**The exercise**
From the listing below, pull each line that includes "label".

**Supplied material**
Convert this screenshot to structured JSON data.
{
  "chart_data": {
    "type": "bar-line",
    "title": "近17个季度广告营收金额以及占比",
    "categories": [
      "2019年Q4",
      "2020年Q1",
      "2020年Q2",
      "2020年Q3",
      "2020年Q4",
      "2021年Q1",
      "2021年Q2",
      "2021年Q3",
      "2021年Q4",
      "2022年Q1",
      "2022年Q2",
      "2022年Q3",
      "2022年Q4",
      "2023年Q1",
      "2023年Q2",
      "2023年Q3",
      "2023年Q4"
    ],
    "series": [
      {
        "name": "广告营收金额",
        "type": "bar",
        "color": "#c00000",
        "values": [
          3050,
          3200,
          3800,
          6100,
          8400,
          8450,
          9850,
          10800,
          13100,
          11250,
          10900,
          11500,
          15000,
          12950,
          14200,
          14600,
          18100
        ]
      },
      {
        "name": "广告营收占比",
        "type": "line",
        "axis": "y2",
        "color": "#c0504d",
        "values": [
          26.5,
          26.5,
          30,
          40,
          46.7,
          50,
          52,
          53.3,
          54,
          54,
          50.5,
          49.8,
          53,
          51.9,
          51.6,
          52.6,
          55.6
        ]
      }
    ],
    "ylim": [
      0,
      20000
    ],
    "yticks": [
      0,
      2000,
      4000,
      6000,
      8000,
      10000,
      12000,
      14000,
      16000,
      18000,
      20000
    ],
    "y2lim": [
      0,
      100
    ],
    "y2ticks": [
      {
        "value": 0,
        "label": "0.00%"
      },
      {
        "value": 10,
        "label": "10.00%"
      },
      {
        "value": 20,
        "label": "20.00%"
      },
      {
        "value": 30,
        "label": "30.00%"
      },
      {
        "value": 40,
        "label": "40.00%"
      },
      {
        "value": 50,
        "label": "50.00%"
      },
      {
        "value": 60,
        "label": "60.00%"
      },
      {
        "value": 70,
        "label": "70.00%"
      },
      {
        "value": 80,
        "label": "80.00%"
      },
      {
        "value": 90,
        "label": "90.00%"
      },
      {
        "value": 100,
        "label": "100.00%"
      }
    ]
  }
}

**Response for this exercise**
        "label": "0.00%"
        "label": "10.00%"
        "label": "20.00%"
        "label": "30.00%"
        "label": "40.00%"
        "label": "50.00%"
        "label": "60.00%"
        "label": "70.00%"
        "label": "80.00%"
        "label": "90.00%"
        "label": "100.00%"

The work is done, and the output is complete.